* [Goal]: Report each line of the listing below that contains the word "reasons".

* [Element box annotations]:
══════════

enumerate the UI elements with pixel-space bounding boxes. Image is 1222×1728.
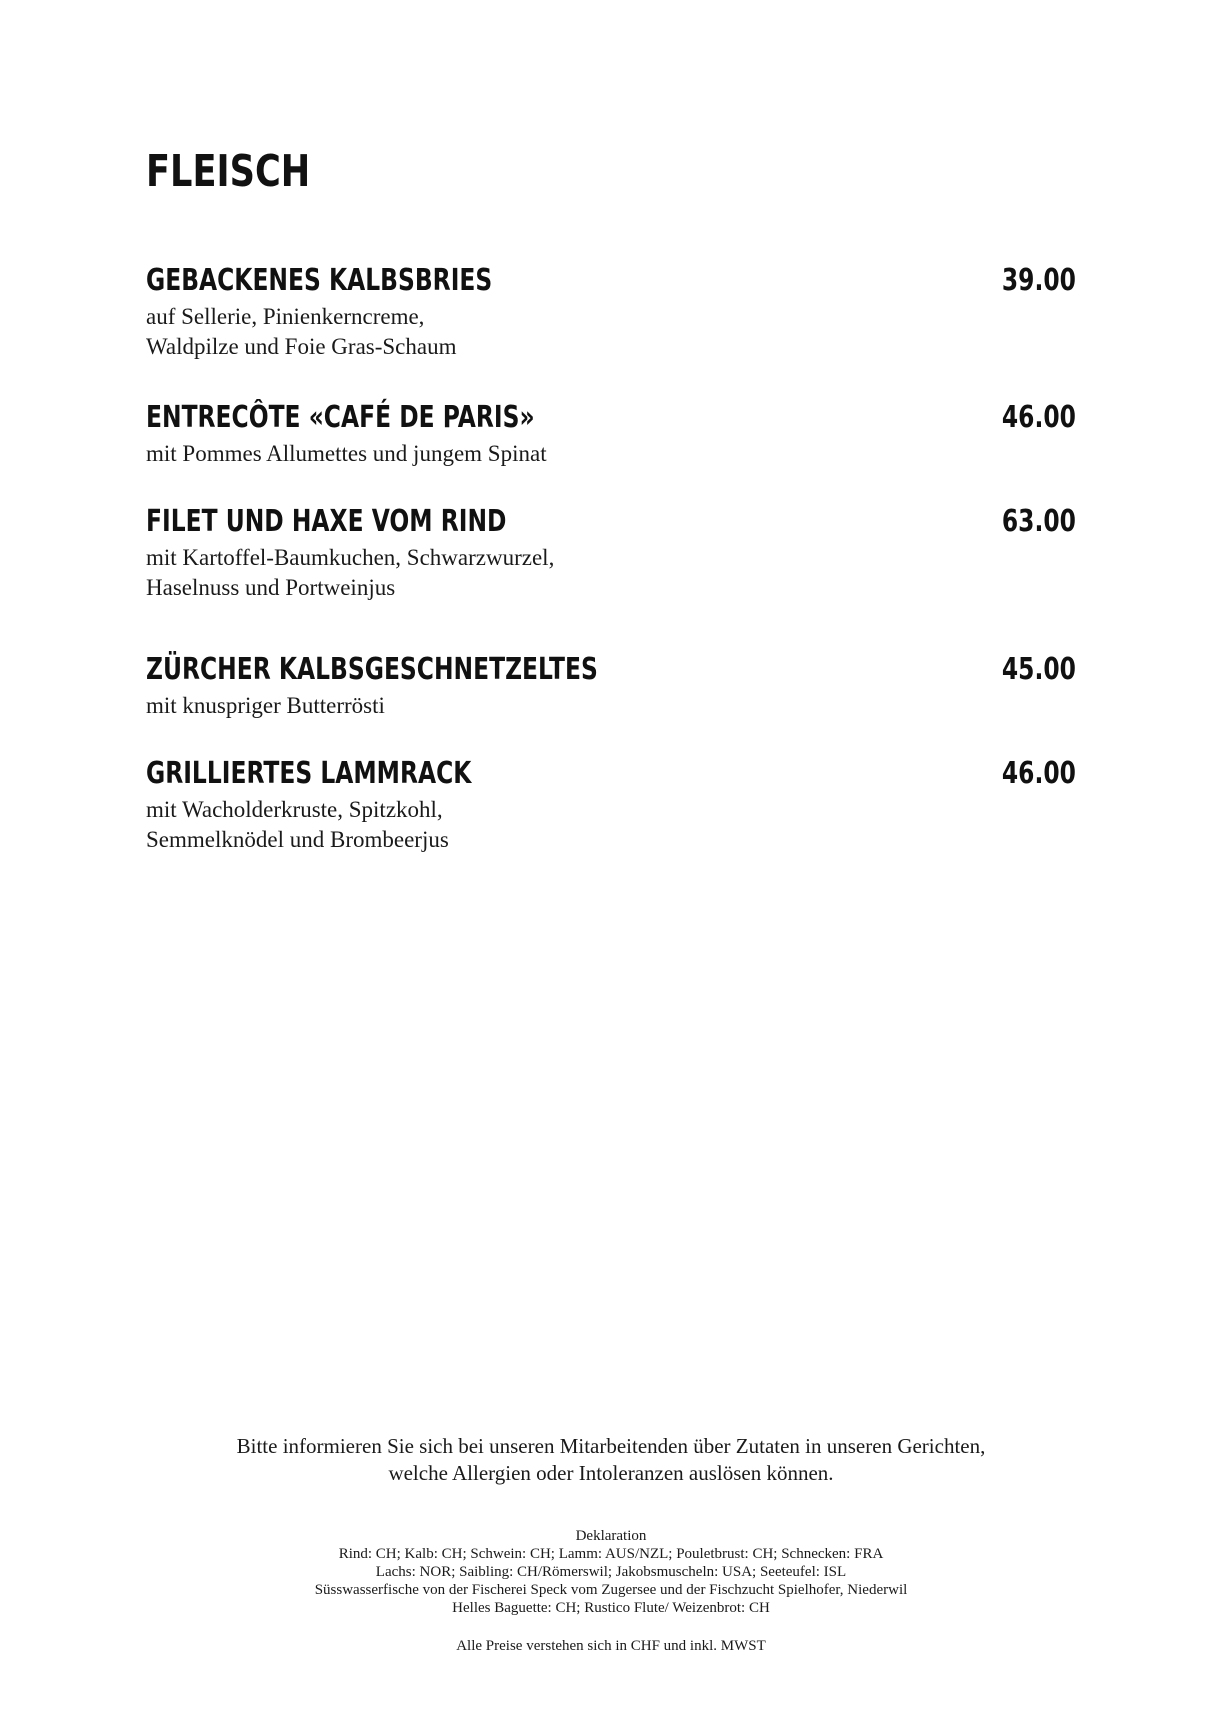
dish-name: GRILLIERTES LAMMRACK [146,756,472,791]
dish-description-line: Waldpilze und Foie Gras-Schaum [146,334,457,359]
declaration-line: Helles Baguette: CH; Rustico Flute/ Weizenbrot: CH [452,1600,770,1616]
dish-item [146,652,1076,721]
section-title: FLEISCH [146,146,311,197]
dish-name: GEBACKENES KALBSBRIES [146,263,493,298]
allergy-note-line: welche Allergien oder Intoleranzen auslösen können. [388,1461,834,1485]
dish-price: 63.00 [1001,504,1076,539]
dish-description-line: mit knuspriger Butterrösti [146,693,385,718]
dish-description [146,439,1076,469]
declaration-line: Süsswasserfische von der Fischerei Speck vom Zugersee und der Fischzucht Spielhofer, Niederwil [314,1582,908,1598]
allergy-note [0,1433,1222,1487]
dish-name: ENTRECÔTE «CAFÉ DE PARIS» [146,400,535,435]
dish-item [146,504,1076,603]
dish-description [146,691,1076,721]
dish-description-line: Haselnuss und Portweinjus [146,575,396,600]
dish-price: 39.00 [1001,263,1076,298]
dish-price: 45.00 [1001,652,1076,687]
dish-description-line: mit Pommes Allumettes und jungem Spinat [146,441,547,466]
dish-name: FILET UND HAXE VOM RIND [146,504,507,539]
dish-description [146,543,1076,603]
dish-item [146,263,1076,362]
dish-description-line: mit Kartoffel-Baumkuchen, Schwarzwurzel, [146,545,555,570]
dish-description [146,302,1076,362]
dish-description-line: Semmelknödel und Brombeerjus [146,827,449,852]
declaration-line: Rind: CH; Kalb: CH; Schwein: CH; Lamm: AUS/NZL; Pouletbrust: CH; Schnecken: FRA [338,1546,884,1562]
dish-price: 46.00 [1001,400,1076,435]
dish-description-line: mit Wacholderkruste, Spitzkohl, [146,797,443,822]
dish-price: 46.00 [1001,756,1076,791]
allergy-note-line: Bitte informieren Sie sich bei unseren Mitarbeitenden über Zutaten in unseren Gerichten, [236,1434,986,1458]
dish-name: ZÜRCHER KALBSGESCHNETZELTES [146,652,598,687]
dish-item [146,400,1076,469]
dish-description [146,795,1076,855]
dish-item [146,756,1076,855]
declaration-heading: Deklaration [575,1528,647,1544]
price-note: Alle Preise verstehen sich in CHF und inkl. MWST [456,1638,766,1654]
declaration [0,1527,1222,1617]
dish-description-line: auf Sellerie, Pinienkerncreme, [146,304,425,329]
declaration-line: Lachs: NOR; Saibling: CH/Römerswil; Jakobsmuscheln: USA; Seeteufel: ISL [375,1564,847,1580]
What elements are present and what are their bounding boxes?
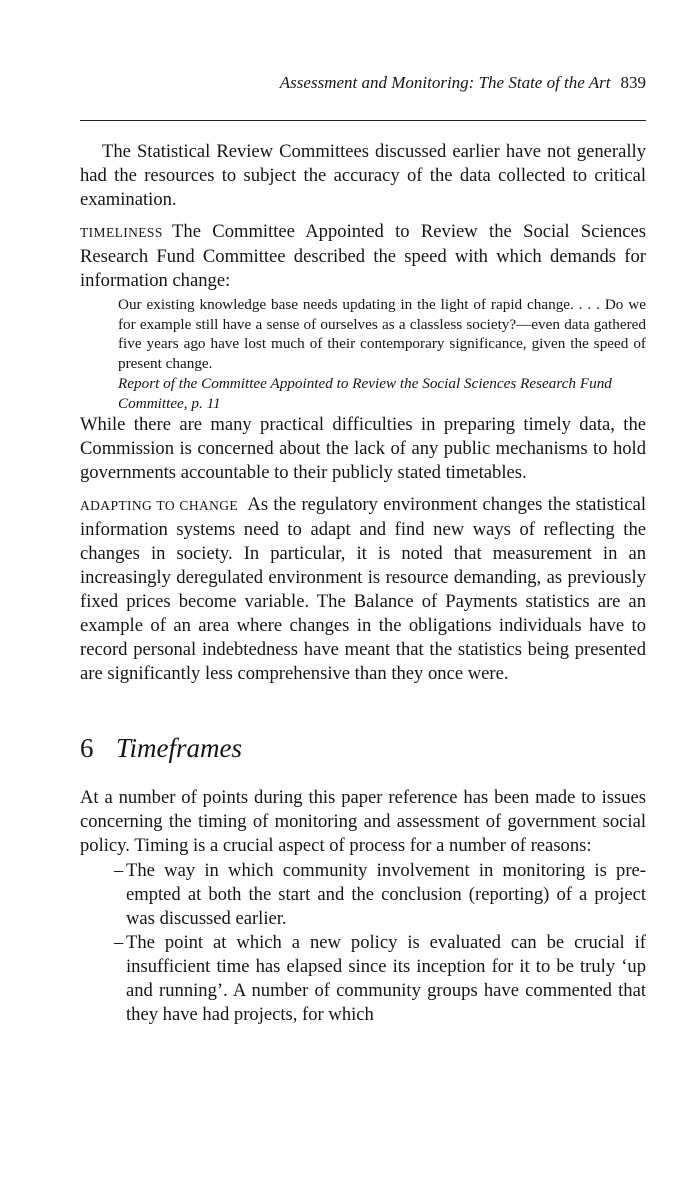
timeliness-text: The Committee Appointed to Review the Social Sciences Research Fund Committee described the speed with which demands for information change:: [80, 221, 646, 291]
dash-bullet: –: [114, 932, 124, 953]
timeliness-run-in-heading: TIMELINESS: [80, 225, 163, 240]
paragraph-timeframes-intro: At a number of points during this paper reference has been made to issues concerning the timing of monitoring and assessment of government social policy. Timing is a crucial aspect of process for a number of reasons:: [80, 787, 646, 856]
block-quote: Our existing knowledge base needs updating in the light of rapid change. . . . Do we for example still have a sense of ourselves as a classless society?—even data gathered five years ago have lost much of their contemporary significance, given the speed of present change.: [118, 296, 646, 372]
page-body: [80, 140, 646, 1027]
list-item: [114, 931, 646, 1027]
section-number: 6: [80, 733, 94, 763]
reasons-list: [114, 859, 646, 1027]
list-item: [114, 859, 646, 931]
paragraph-statistical-review: The Statistical Review Committees discussed earlier have not generally had the resources to subject the accuracy of the data collected to critical examination.: [80, 141, 646, 210]
adapting-text: As the regulatory environment changes the statistical information systems need to adapt and find new ways of reflecting the changes in society. In particular, it is noted that measurement in an increasingly deregulated environment is resource demanding, as previously fixed prices become variable. The Balance of Payments statistics are an example of an area where changes in the obligations individuals have to record personal indebtedness have meant that the statistics being presented are significantly less comprehensive than they once were.: [80, 494, 647, 684]
quote-source: Report of the Committee Appointed to Review the Social Sciences Research Fund Committee, p. 11: [118, 375, 612, 412]
paragraph-timeliness-followup: While there are many practical difficulties in preparing timely data, the Commission is concerned about the lack of any public mechanisms to hold governments accountable to their publicly stated timetables.: [80, 414, 646, 483]
dash-bullet: –: [114, 860, 124, 881]
running-header: [80, 73, 646, 93]
section-title: Timeframes: [116, 733, 243, 763]
running-title: Assessment and Monitoring: The State of the Art: [279, 73, 611, 92]
page-number: 839: [620, 73, 646, 92]
list-item-text: The point at which a new policy is evaluated can be crucial if insufficient time has elapsed since its inception for it to be truly ‘up and running’. A number of community groups have commented that they have had projects, for which: [126, 932, 646, 1025]
list-item-text: The way in which community involvement in monitoring is pre-empted at both the start and the conclusion (reporting) of a project was discussed earlier.: [126, 860, 646, 929]
paragraph-adapting: [80, 493, 646, 686]
header-rule: [80, 120, 646, 121]
paragraph-timeliness: [80, 220, 646, 293]
section-heading: [80, 732, 646, 764]
adapting-run-in-heading: ADAPTING TO CHANGE: [80, 498, 239, 513]
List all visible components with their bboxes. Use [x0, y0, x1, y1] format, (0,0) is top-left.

══════════

* [Solution]:
paragraph-timeframes-intro: At a number of points during this paper reference has been made to issues concerning the timing of monitoring and assessment of government social policy. Timing is a crucial aspect of process for a number of reasons:: [80, 787, 646, 856]
reasons-list: [114, 859, 646, 1027]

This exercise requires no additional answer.